_Written exercise a_
In the commentary on valuing teachers, how much could closing half of the performance gap with Finland add to U.S. gross domestic product between 2010 and 2090?

_Given passage_
_ _ _ _ _

Tuesday, October 25, 2011

Valuing Teachers



Opinion: In an Ed Week commentary, Eric Hanushek discusses some policy implications of his findings about the impact of good and bad teachers.

For some time, we have recognized that the academic achievement of schoolchildren in this country threatens, to borrow President Barack Obama’s words, “the U.S.’s role as an engine of scientific discovery” and ultimately its success in the global economy. The low achievement of American students, as reflected in the Program for International Student Assessment (PISA) (see “Teaching Math to the Talented,” features, Winter 2011), will prevent them from accessing good, high-paying jobs. And, as demonstrated in another article in Education Next (see “Education and Economic Growth,” research, Spring 2008), lower achievement means slower growth in the economy. From studying the historical relationship, we can estimate that closing just half of the performance gap with Finland, one of the top international performers in terms of student achievement, could add more than $50 trillion to our gross domestic product between 2010 and 2090. By way of comparison, the drop in economic output over the course of the last recession is believed to be less than $3 trillion. Thus the achievement gap between the U.S. and the world’s top-performing countries can be said to be causing the equivalent of a permanent recession.
According to the president in this year’s State of the Union address, this is “our generation’s Sputnik moment,” the time when we realize the urgent need to step up the performance of our education system. Only today, unlike in the 1950s, we have a clear idea of what it takes to improve achievement. The quality of the teachers in our schools is paramount: no other measured aspect of schools is nearly as important in determining student achievement. The initiatives we have emphasized in policy discussions—class-size reduction, curriculum revamping, reorganization of school schedule, investment in technology—all fall far short of the impact that good teachers can have in the classroom. Moreover, many of these interventions can be very costly.
Indeed, the magnitude of variation in the quality of teachers, even within each school, is startling. Teachers who work in a given school, and therefore teach students with similar demographic characteristics, can be responsible for increases in math and reading levels that range from a low of one-half year to a high of one and a half years of learning each academic year.

_ _ _ _ _

_Data for this task_
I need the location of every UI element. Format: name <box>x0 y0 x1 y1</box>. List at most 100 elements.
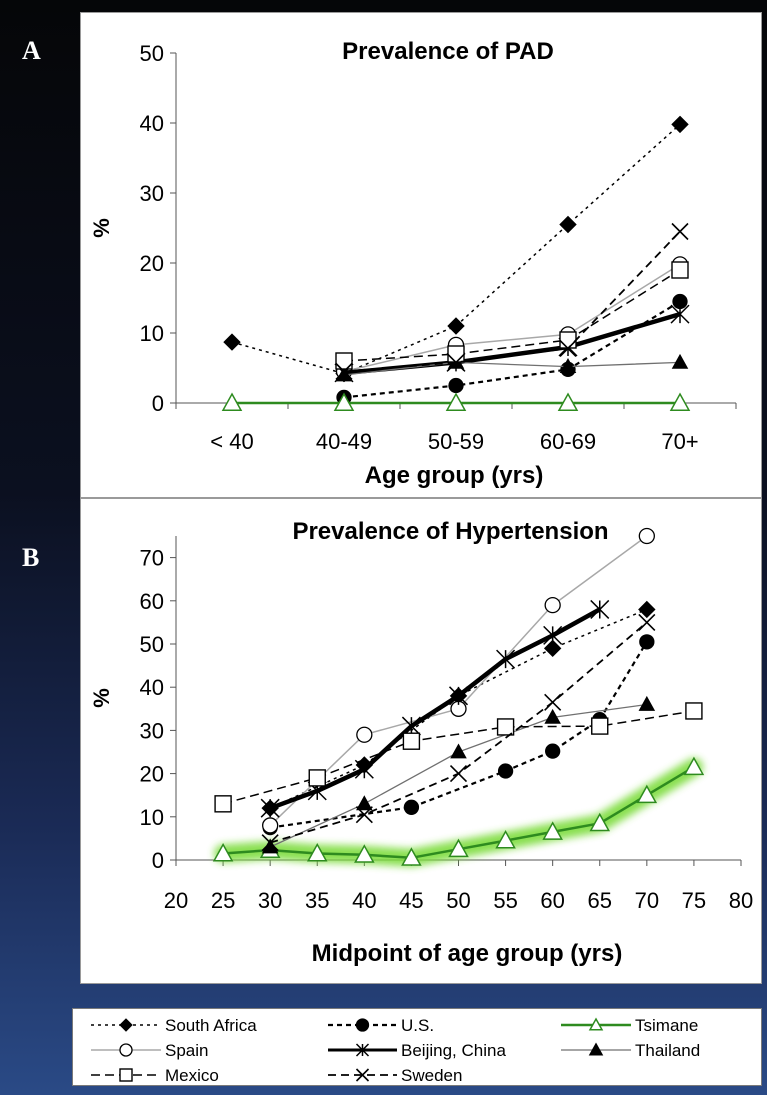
chart-title: Prevalence of Hypertension <box>292 518 608 545</box>
x-tick-label: 70+ <box>661 429 698 454</box>
y-tick-label: 30 <box>140 181 164 206</box>
x-tick-label: 20 <box>164 888 188 913</box>
data-point <box>545 743 561 759</box>
x-tick-label: 65 <box>588 888 612 913</box>
series-sweden <box>261 613 656 852</box>
series-line <box>269 608 648 809</box>
panel-label-b: B <box>22 543 40 572</box>
legend-graphic: South Africa U.S. Tsimane Spain Beijing, Chi… <box>91 1016 700 1085</box>
data-point <box>544 693 562 711</box>
series-line <box>270 641 648 829</box>
data-point <box>356 726 373 743</box>
data-point <box>447 353 465 371</box>
data-point <box>356 795 373 811</box>
data-point <box>447 317 465 335</box>
series-line <box>269 607 601 811</box>
data-point <box>683 756 705 776</box>
data-point <box>223 333 241 351</box>
data-point <box>559 215 577 234</box>
data-point <box>449 765 468 783</box>
series-line <box>343 300 681 399</box>
data-point <box>260 798 280 818</box>
y-axis-label: % <box>89 688 114 708</box>
data-point <box>308 769 326 787</box>
y-tick-label: 10 <box>140 805 164 830</box>
x-tick-label: 80 <box>729 888 753 913</box>
data-point <box>335 362 353 381</box>
hypertension-chart: Prevalence of Hypertension 0 10 20 30 40 50 60 7… <box>89 518 753 967</box>
data-point <box>559 331 577 349</box>
data-point <box>590 599 610 619</box>
series-beijing-china <box>260 599 610 818</box>
data-point <box>261 834 279 852</box>
y-tick-label: 40 <box>140 675 164 700</box>
y-tick-label: 20 <box>140 762 164 787</box>
x-tick-label: 60 <box>540 888 564 913</box>
series-tsimane <box>221 392 691 412</box>
legend-marker <box>355 1018 370 1032</box>
legend-entry-south-africa: South Africa <box>91 1016 257 1035</box>
panel-label-a: A <box>22 36 41 65</box>
data-point <box>401 847 422 866</box>
data-point <box>591 717 609 735</box>
data-point <box>671 353 689 369</box>
x-tick-label: 25 <box>211 888 235 913</box>
data-point <box>544 596 561 614</box>
x-tick-label: 75 <box>682 888 706 913</box>
data-point <box>638 600 656 619</box>
legend-marker <box>119 1018 133 1032</box>
data-point <box>221 392 243 411</box>
data-point <box>262 817 279 834</box>
hypertension-chart-panel: Prevalence of Hypertension 0 10 20 30 40 50 60 7… <box>80 498 762 984</box>
x-tick-label: < 40 <box>210 429 253 454</box>
data-point <box>559 339 577 357</box>
y-tick-label: 50 <box>140 632 164 657</box>
legend-label: Thailand <box>635 1041 700 1060</box>
legend-marker <box>119 1068 133 1082</box>
series-line <box>343 269 681 362</box>
x-axis-label: Age group (yrs) <box>365 462 544 489</box>
y-tick-label: 70 <box>140 546 164 571</box>
chart-legend: South Africa U.S. Tsimane Spain Beijing, Chi… <box>72 1008 762 1086</box>
legend-label: Sweden <box>401 1066 462 1085</box>
data-point <box>639 634 655 650</box>
x-tick-label: 35 <box>305 888 329 913</box>
data-point <box>636 784 658 804</box>
data-point <box>212 842 234 862</box>
data-point <box>448 377 464 394</box>
x-tick-label: 50-59 <box>428 429 484 454</box>
x-axis-label: Midpoint of age group (yrs) <box>312 940 623 967</box>
series-tsimane <box>212 756 705 867</box>
data-point <box>496 718 515 736</box>
data-point <box>638 527 655 545</box>
legend-entry-spain: Spain <box>91 1041 208 1060</box>
data-point <box>403 799 420 815</box>
y-tick-label: 40 <box>140 111 164 136</box>
data-point <box>638 613 656 631</box>
y-tick-label: 50 <box>140 41 164 66</box>
data-point <box>447 345 465 363</box>
legend-label: South Africa <box>165 1016 257 1035</box>
data-point <box>685 702 703 720</box>
data-point <box>544 708 561 724</box>
data-point <box>557 392 579 411</box>
y-tick-label: 30 <box>140 718 164 743</box>
legend-entry-mexico: Mexico <box>91 1066 219 1085</box>
data-point <box>214 795 232 813</box>
legend-entry-u-s: U.S. <box>328 1016 434 1035</box>
series-spain <box>262 527 655 834</box>
data-point <box>355 806 373 824</box>
legend-label: U.S. <box>401 1016 434 1035</box>
data-point <box>542 821 563 840</box>
legend-entry-sweden: Sweden <box>328 1066 462 1085</box>
data-point <box>402 732 421 750</box>
legend-label: Beijing, China <box>401 1041 506 1060</box>
y-tick-label: 0 <box>152 848 164 873</box>
y-tick-label: 20 <box>140 251 164 276</box>
y-tick-label: 0 <box>152 391 164 416</box>
data-point <box>335 352 353 370</box>
data-point <box>445 392 467 411</box>
legend-label: Spain <box>165 1041 208 1060</box>
legend-marker <box>355 1043 370 1057</box>
x-tick-label: 60-69 <box>540 429 596 454</box>
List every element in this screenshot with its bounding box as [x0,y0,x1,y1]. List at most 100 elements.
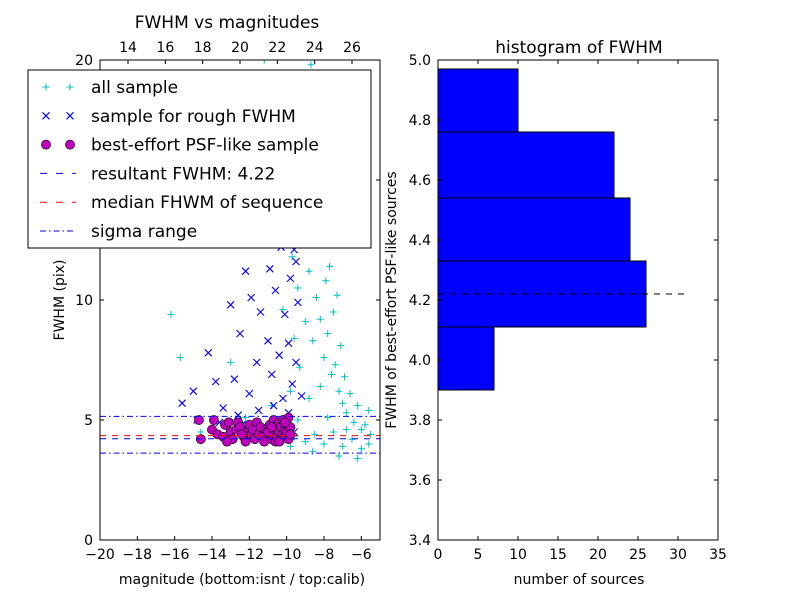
data-point-psf-like [222,436,232,447]
x-tick-label: −14 [197,547,227,563]
data-point-rough-fwhm [219,404,228,412]
data-point-all-sample [316,315,324,323]
data-point-all-sample [294,284,302,292]
data-point-all-sample [354,402,362,410]
data-point-all-sample [333,291,341,299]
data-point-all-sample [286,442,294,450]
data-point-all-sample [288,253,296,261]
data-point-all-sample [167,310,175,318]
data-point-rough-fwhm [234,411,243,420]
data-point-psf-like [274,436,285,447]
data-point-all-sample [335,452,343,460]
data-point-all-sample [339,399,347,407]
data-point-all-sample [341,373,349,381]
y-tick-label: 4.4 [409,233,431,249]
x-tick-label: 10 [509,547,527,563]
y-tick-label: 4.6 [409,173,431,189]
y-tick-label: 3.4 [409,533,431,549]
data-point-all-sample [320,440,328,448]
data-point-rough-fwhm [252,358,261,367]
x-tick-label: 15 [549,547,567,563]
top-tick-label: 14 [119,40,137,56]
legend-marker [66,83,74,91]
data-point-all-sample [305,394,313,402]
data-point-rough-fwhm [245,389,254,398]
legend-marker [41,139,51,150]
histogram-bar [437,197,631,262]
fwhm-vs-magnitude-plot: −20 −18 −16 −14 −12 −10 −8 −6 14 16 18 20 22 24 26 0 5 10… [27,13,381,588]
x-tick-label: −8 [314,547,335,563]
x-tick-label: 20 [589,547,607,563]
data-point-rough-fwhm [293,298,302,307]
data-point-rough-fwhm [247,293,256,302]
y-tick-label: 3.8 [409,413,431,429]
data-point-rough-fwhm [226,300,235,309]
data-point-all-sample [320,354,328,362]
y-tick-label: 5.0 [409,53,431,69]
legend-marker [42,111,50,120]
data-point-all-sample [296,363,304,371]
data-point-all-sample [335,387,343,395]
left-x-axis-label: magnitude (bottom:isnt / top:calib) [119,572,365,588]
data-point-rough-fwhm [267,370,276,379]
data-point-rough-fwhm [236,329,244,338]
data-point-rough-fwhm [256,308,265,316]
data-point-all-sample [324,414,332,422]
y-tick-label: 4.0 [409,353,431,369]
top-tick-label: 22 [268,40,286,56]
data-point-all-sample [311,430,319,438]
data-point-rough-fwhm [279,394,287,403]
y-tick-label: 3.6 [409,473,431,489]
data-point-rough-fwhm [297,392,306,400]
data-point-psf-like [279,417,290,428]
data-point-rough-fwhm [254,406,263,415]
legend-label: resultant FWHM: 4.22 [91,164,275,184]
data-point-rough-fwhm [288,380,297,388]
data-point-psf-like [236,429,247,440]
data-point-rough-fwhm [284,339,293,348]
legend-marker [42,83,50,91]
data-point-all-sample [313,294,321,302]
top-tick-label: 24 [306,40,324,56]
fwhm-histogram-plot: 0 5 10 15 20 25 30 35 3.4 3.6 3.8 4.0 4.2 4.4 4.6 4.8 5.… [384,38,727,588]
x-tick-label: 0 [434,547,443,563]
right-chart-title: histogram of FWHM [495,38,662,58]
data-point-rough-fwhm [189,387,198,396]
left-y-axis-label: FWHM (pix) [52,260,68,341]
data-point-rough-fwhm [286,274,295,283]
data-point-all-sample [327,370,335,378]
y-tick-label: 4.8 [409,113,431,129]
data-point-all-sample [367,430,375,438]
data-point-all-sample [290,334,298,342]
data-point-rough-fwhm [264,336,272,345]
x-tick-label: 5 [474,547,483,563]
legend-symbol [42,111,74,120]
data-point-all-sample [176,354,184,362]
right-y-axis-label: FWHM of best-effort PSF-like sources [384,171,400,428]
y-tick-label: 20 [75,53,93,69]
legend-label: median FHWM of sequence [91,193,323,213]
x-tick-label: 35 [709,547,727,563]
data-point-rough-fwhm [292,358,300,367]
left-chart-title: FWHM vs magnitudes [135,13,320,33]
data-point-rough-fwhm [265,264,274,273]
histogram-bar [437,260,647,328]
data-point-all-sample [316,382,324,390]
data-point-all-sample [354,454,362,462]
y-tick-label: 4.2 [409,293,431,309]
data-point-all-sample [346,390,354,398]
data-point-rough-fwhm [204,348,213,357]
y-tick-label: 5 [84,413,93,429]
x-tick-label: −18 [123,547,153,563]
data-point-rough-fwhm [271,286,280,295]
right-x-axis-label: number of sources [514,572,645,588]
data-point-all-sample [365,440,373,448]
data-point-all-sample [326,262,334,270]
top-tick-label: 18 [194,40,212,56]
data-point-all-sample [329,308,337,316]
data-point-psf-like [223,417,234,428]
data-point-rough-fwhm [292,257,300,266]
data-point-rough-fwhm [275,351,284,360]
histogram-bar [437,68,519,133]
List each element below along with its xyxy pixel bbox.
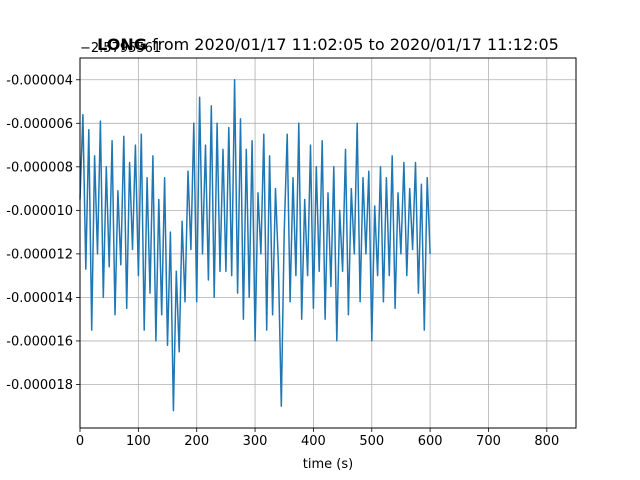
x-tick-label: 300 — [243, 434, 268, 449]
y-offset-label: −2.5795561 — [80, 41, 161, 56]
y-tick-label: -0.000010 — [6, 204, 73, 219]
y-tick-label: -0.000006 — [6, 117, 73, 132]
y-tick-label: -0.000008 — [6, 160, 73, 175]
y-tick-label: -0.000016 — [6, 334, 73, 349]
plot-area — [79, 79, 431, 412]
ticks: 0 100 200 300 400 500 600 700 800 -0.000018 -0.000… — [6, 73, 559, 449]
y-tick-label: -0.000018 — [6, 378, 73, 393]
x-tick-label: 500 — [359, 434, 384, 449]
x-tick-label: 700 — [476, 434, 501, 449]
y-tick-label: -0.000012 — [6, 247, 73, 262]
x-tick-label: 800 — [534, 434, 559, 449]
series-line — [79, 79, 431, 412]
chart-title: LONG from 2020/01/17 11:02:05 to 2020/01… — [97, 35, 559, 54]
axes-frame — [79, 57, 577, 429]
x-tick-label: 200 — [184, 434, 209, 449]
y-tick-label: -0.000014 — [6, 291, 73, 306]
title-rest: from 2020/01/17 11:02:05 to 2020/01/17 1… — [147, 35, 559, 54]
x-tick-label: 400 — [301, 434, 326, 449]
x-tick-label: 600 — [418, 434, 443, 449]
x-axis-label: time (s) — [303, 457, 353, 472]
x-tick-label: 100 — [126, 434, 151, 449]
x-tick-label: 0 — [76, 434, 84, 449]
y-tick-label: -0.000004 — [6, 73, 73, 88]
title-bold: LONG — [97, 35, 147, 54]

_ _ _ _ _

_Written exercise b_
Count the lines of the records that contain the string "left", treating uppercase and lowercase as different. Reply with the number alone.

_Problem solution a_
More than $50 trillion.

_Problem solution b_
3